▶ **AIM OF THE TASK**: Gather all lines in the entries that include the word "name".

▶ **STORED DATA**:
* BEGIN *
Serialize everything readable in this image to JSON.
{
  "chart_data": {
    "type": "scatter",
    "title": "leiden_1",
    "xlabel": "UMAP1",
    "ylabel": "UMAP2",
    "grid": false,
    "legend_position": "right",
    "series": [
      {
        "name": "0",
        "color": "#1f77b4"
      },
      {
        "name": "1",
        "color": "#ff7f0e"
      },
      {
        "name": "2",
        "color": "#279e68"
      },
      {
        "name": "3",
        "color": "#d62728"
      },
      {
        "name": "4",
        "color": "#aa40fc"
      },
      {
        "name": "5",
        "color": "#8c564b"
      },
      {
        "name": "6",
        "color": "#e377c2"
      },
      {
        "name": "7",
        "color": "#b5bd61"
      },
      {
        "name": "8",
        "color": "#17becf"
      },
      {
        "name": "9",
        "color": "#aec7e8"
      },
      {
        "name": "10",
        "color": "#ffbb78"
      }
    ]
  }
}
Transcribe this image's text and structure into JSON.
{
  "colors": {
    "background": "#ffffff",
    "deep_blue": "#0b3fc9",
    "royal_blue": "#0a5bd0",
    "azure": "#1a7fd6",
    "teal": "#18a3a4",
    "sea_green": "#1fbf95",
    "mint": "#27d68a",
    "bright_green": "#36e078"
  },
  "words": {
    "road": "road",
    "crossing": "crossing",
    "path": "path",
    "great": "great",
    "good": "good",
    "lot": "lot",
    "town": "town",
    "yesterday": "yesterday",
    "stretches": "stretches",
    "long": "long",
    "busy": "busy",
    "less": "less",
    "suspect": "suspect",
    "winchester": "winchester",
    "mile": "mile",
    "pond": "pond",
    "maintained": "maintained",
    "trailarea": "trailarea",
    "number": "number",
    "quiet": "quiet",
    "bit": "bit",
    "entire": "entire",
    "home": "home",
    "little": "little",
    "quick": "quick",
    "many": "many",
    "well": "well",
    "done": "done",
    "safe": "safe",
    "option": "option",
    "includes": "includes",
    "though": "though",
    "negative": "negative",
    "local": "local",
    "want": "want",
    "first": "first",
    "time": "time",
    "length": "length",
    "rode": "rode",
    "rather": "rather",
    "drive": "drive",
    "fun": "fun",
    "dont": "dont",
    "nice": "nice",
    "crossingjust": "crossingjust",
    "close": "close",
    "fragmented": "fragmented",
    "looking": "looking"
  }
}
* END *
▶ **ANSWER TO THIS PROBLEM**:
        "name": "0",
        "name": "1",
        "name": "2",
        "name": "3",
        "name": "4",
        "name": "5",
        "name": "6",
        "name": "7",
        "name": "8",
        "name": "9",
        "name": "10",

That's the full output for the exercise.